● **THE TASK**
All of the records below need to be copied exactly.

● **DATA SHOWN**
+++
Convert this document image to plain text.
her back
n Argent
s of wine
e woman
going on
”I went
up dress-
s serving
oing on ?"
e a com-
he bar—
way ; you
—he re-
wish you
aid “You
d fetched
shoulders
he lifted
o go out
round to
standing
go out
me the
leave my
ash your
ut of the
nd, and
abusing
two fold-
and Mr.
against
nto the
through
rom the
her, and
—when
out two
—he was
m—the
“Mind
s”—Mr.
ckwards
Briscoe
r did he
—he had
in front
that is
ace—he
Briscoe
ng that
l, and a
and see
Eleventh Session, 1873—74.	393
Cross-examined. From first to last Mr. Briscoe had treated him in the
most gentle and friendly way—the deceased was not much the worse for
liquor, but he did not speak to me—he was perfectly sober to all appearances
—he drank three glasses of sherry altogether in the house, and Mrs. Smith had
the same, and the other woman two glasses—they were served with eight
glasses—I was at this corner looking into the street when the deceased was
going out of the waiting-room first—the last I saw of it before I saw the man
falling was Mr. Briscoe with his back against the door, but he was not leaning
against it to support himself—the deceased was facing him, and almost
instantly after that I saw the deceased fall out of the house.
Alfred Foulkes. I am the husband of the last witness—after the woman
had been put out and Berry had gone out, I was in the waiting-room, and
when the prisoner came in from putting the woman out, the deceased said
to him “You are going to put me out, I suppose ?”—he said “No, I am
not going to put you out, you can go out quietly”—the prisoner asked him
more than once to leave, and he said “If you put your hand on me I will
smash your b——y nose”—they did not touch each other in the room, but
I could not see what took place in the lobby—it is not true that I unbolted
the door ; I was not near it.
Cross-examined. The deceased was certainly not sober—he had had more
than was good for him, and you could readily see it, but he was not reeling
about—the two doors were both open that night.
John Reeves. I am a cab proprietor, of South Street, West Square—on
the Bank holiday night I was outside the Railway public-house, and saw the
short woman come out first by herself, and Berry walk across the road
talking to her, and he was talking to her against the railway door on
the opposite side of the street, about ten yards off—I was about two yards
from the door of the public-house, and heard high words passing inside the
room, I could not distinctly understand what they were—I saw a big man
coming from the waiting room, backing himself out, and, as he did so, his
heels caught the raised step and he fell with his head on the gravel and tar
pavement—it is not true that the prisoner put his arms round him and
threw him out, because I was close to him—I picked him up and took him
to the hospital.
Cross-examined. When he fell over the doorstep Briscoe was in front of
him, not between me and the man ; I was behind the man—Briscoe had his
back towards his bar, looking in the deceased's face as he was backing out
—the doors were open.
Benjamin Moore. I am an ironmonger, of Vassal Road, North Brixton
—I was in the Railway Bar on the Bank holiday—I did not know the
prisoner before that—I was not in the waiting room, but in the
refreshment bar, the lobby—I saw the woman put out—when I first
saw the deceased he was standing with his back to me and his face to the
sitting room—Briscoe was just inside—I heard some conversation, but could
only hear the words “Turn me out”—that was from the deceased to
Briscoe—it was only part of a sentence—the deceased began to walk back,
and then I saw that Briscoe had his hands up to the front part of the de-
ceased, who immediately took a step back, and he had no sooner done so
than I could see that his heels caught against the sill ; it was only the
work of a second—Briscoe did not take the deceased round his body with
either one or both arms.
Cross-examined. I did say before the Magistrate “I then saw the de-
+++
● **PROBLEM SOLUTION**
Convert this document image to plain text.
her back
n Argent
s of wine
e woman
going on
”I went
up dress-
s serving
oing on ?"
e a com-
he bar—
way ; you
—he re-
wish you
aid “You
d fetched
shoulders
he lifted
o go out
round to
standing
go out
me the
leave my
ash your
ut of the
nd, and
abusing
two fold-
and Mr.
against
nto the
through
rom the
her, and
—when
out two
—he was
m—the
“Mind
s”—Mr.
ckwards
Briscoe
r did he
—he had
in front
that is
ace—he
Briscoe
ng that
l, and a
and see
Eleventh Session, 1873—74.	393
Cross-examined. From first to last Mr. Briscoe had treated him in the
most gentle and friendly way—the deceased was not much the worse for
liquor, but he did not speak to me—he was perfectly sober to all appearances
—he drank three glasses of sherry altogether in the house, and Mrs. Smith had
the same, and the other woman two glasses—they were served with eight
glasses—I was at this corner looking into the street when the deceased was
going out of the waiting-room first—the last I saw of it before I saw the man
falling was Mr. Briscoe with his back against the door, but he was not leaning
against it to support himself—the deceased was facing him, and almost
instantly after that I saw the deceased fall out of the house.
Alfred Foulkes. I am the husband of the last witness—after the woman
had been put out and Berry had gone out, I was in the waiting-room, and
when the prisoner came in from putting the woman out, the deceased said
to him “You are going to put me out, I suppose ?”—he said “No, I am
not going to put you out, you can go out quietly”—the prisoner asked him
more than once to leave, and he said “If you put your hand on me I will
smash your b——y nose”—they did not touch each other in the room, but
I could not see what took place in the lobby—it is not true that I unbolted
the door ; I was not near it.
Cross-examined. The deceased was certainly not sober—he had had more
than was good for him, and you could readily see it, but he was not reeling
about—the two doors were both open that night.
John Reeves. I am a cab proprietor, of South Street, West Square—on
the Bank holiday night I was outside the Railway public-house, and saw the
short woman come out first by herself, and Berry walk across the road
talking to her, and he was talking to her against the railway door on
the opposite side of the street, about ten yards off—I was about two yards
from the door of the public-house, and heard high words passing inside the
room, I could not distinctly understand what they were—I saw a big man
coming from the waiting room, backing himself out, and, as he did so, his
heels caught the raised step and he fell with his head on the gravel and tar
pavement—it is not true that the prisoner put his arms round him and
threw him out, because I was close to him—I picked him up and took him
to the hospital.
Cross-examined. When he fell over the doorstep Briscoe was in front of
him, not between me and the man ; I was behind the man—Briscoe had his
back towards his bar, looking in the deceased's face as he was backing out
—the doors were open.
Benjamin Moore. I am an ironmonger, of Vassal Road, North Brixton
—I was in the Railway Bar on the Bank holiday—I did not know the
prisoner before that—I was not in the waiting room, but in the
refreshment bar, the lobby—I saw the woman put out—when I first
saw the deceased he was standing with his back to me and his face to the
sitting room—Briscoe was just inside—I heard some conversation, but could
only hear the words “Turn me out”—that was from the deceased to
Briscoe—it was only part of a sentence—the deceased began to walk back,
and then I saw that Briscoe had his hands up to the front part of the de-
ceased, who immediately took a step back, and he had no sooner done so
than I could see that his heels caught against the sill ; it was only the
work of a second—Briscoe did not take the deceased round his body with
either one or both arms.
Cross-examined. I did say before the Magistrate “I then saw the de-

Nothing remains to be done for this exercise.